State how many lines contain "不饰雕琢", and write nothing except that count.

[Collected data]
-=-=-=-=-

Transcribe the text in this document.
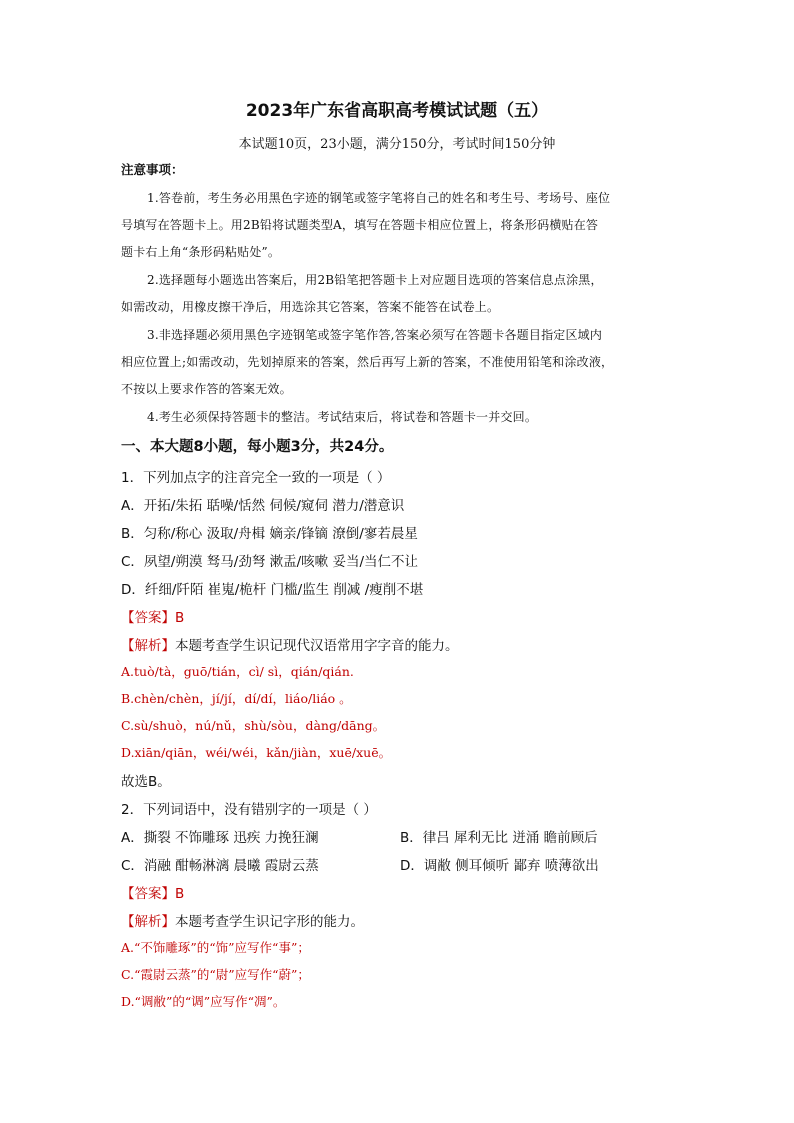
2023年广东省高职高考模试试题（五）
本试题10页，23小题，满分150分，考试时间150分钟
注意事项：
1.答卷前，考生务必用黑色字迹的钢笔或签字笔将自己的姓名和考生号、考场号、座位
号填写在答题卡上。用2B铅将试题类型A，填写在答题卡相应位置上，将条形码横贴在答
题卡右上角“条形码粘贴处”。
2.选择题每小题选出答案后，用2B铅笔把答题卡上对应题目选项的答案信息点涂黑，
如需改动，用橡皮擦干净后，用选涂其它答案，答案不能答在试卷上。
3.非选择题必须用黑色字迹钢笔或签字笔作答,答案必须写在答题卡各题目指定区域内
相应位置上;如需改动，先划掉原来的答案，然后再写上新的答案，不准使用铅笔和涂改液，
不按以上要求作答的答案无效。
4.考生必须保持答题卡的整洁。考试结束后，将试卷和答题卡一并交回。
一、本大题8小题，每小题3分，共24分。
1．下列加点字的注音完全一致的一项是（ ）
A．开拓/朱拓 聒噪/恬然 伺候/窥伺 潜力/潜意识
B．匀称/称心 汲取/舟楫 嫡亲/锋镝 潦倒/寥若晨星
C．夙望/朔漠 驽马/劲弩 漱盂/咳嗽 妥当/当仁不让
D．纤细/阡陌 崔嵬/桅杆 门槛/监生 削减 /瘦削不堪
【答案】B
【解析】本题考查学生识记现代汉语常用字字音的能力。
A.tuò/tà，guō/tián，cì/ sì，qián/qián.
B.chèn/chèn，jí/jí，dí/dí，liáo/liáo 。
C.sù/shuò，nú/nǔ，shù/sòu，dàng/dāng。
D.xiān/qiān，wéi/wéi，kǎn/jiàn，xuē/xuē。
故选B。
2．下列词语中，没有错别字的一项是（ ）
A．撕裂 不饰雕琢 迅疾 力挽狂澜	B．律吕 犀利无比 迸涌 瞻前顾后
C．消融 酣畅淋漓 晨曦 霞尉云蒸	D．调敝 侧耳倾听 鄙弃 喷薄欲出
【答案】B
【解析】本题考查学生识记字形的能力。
A.“不饰雕琢”的“饰”应写作“事”；
C.“霞尉云蒸”的“尉”应写作“蔚”；
D.“调敝”的“调”应写作“凋”。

-=-=-=-=-

▶ _Task answer_:
2